Dataset entries:
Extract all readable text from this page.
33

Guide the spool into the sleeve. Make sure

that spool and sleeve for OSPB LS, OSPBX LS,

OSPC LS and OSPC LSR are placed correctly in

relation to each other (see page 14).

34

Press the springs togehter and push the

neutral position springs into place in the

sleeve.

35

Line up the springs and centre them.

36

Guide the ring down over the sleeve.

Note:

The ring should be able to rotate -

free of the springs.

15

* * *

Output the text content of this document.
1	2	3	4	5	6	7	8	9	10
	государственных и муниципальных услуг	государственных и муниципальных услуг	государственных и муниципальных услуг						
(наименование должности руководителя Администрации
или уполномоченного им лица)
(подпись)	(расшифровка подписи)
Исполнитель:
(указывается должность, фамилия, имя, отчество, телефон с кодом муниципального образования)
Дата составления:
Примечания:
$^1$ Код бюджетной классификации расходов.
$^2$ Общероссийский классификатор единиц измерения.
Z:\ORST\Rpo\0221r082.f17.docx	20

...

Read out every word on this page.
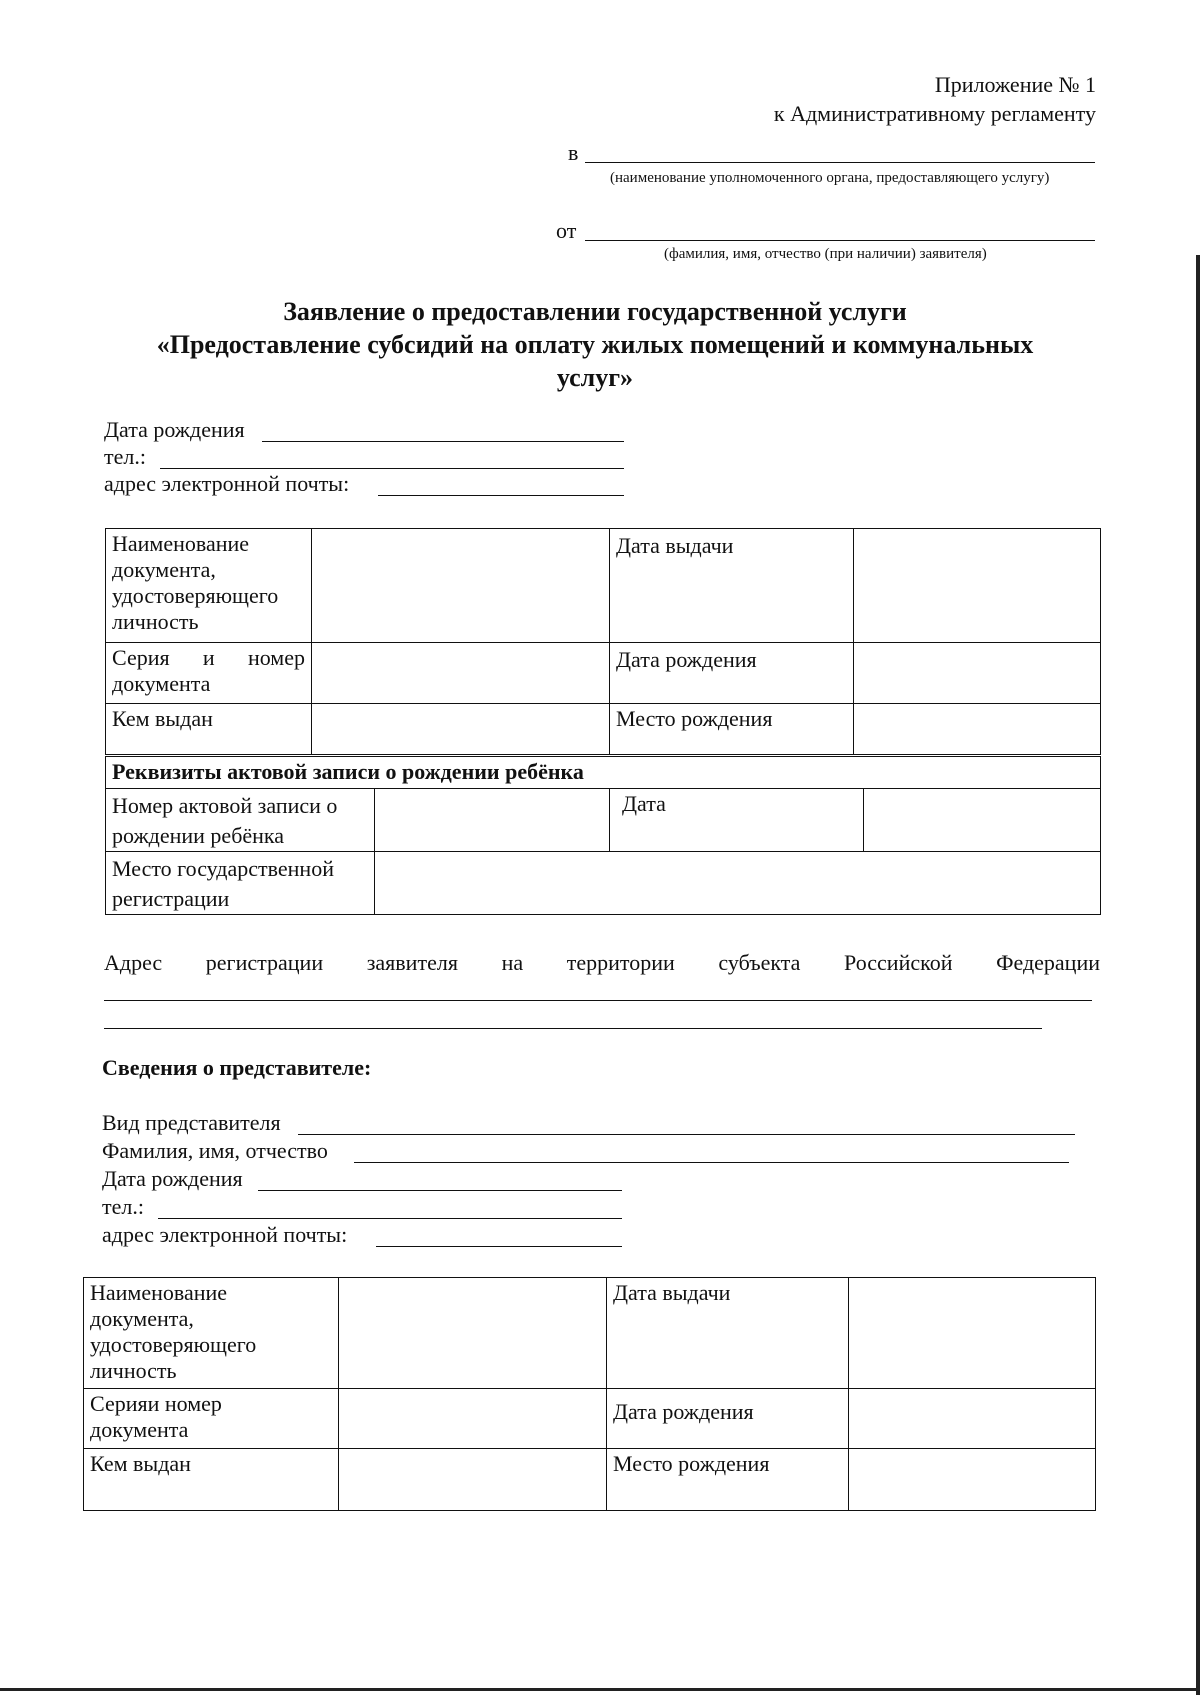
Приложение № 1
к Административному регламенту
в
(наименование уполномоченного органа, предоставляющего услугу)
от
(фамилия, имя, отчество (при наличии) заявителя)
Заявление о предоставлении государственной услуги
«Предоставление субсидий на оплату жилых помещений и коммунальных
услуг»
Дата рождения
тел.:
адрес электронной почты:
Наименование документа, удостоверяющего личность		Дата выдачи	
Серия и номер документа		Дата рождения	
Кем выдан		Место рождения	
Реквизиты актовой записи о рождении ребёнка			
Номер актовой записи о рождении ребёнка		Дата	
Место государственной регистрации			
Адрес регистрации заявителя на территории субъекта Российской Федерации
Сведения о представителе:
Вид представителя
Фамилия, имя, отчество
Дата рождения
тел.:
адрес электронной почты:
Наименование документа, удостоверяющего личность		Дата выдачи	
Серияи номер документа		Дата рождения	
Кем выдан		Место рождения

Exercise objective:
Of the lines above, how many include the word "рождении"? Reply with the number alone.

Exercise result:
2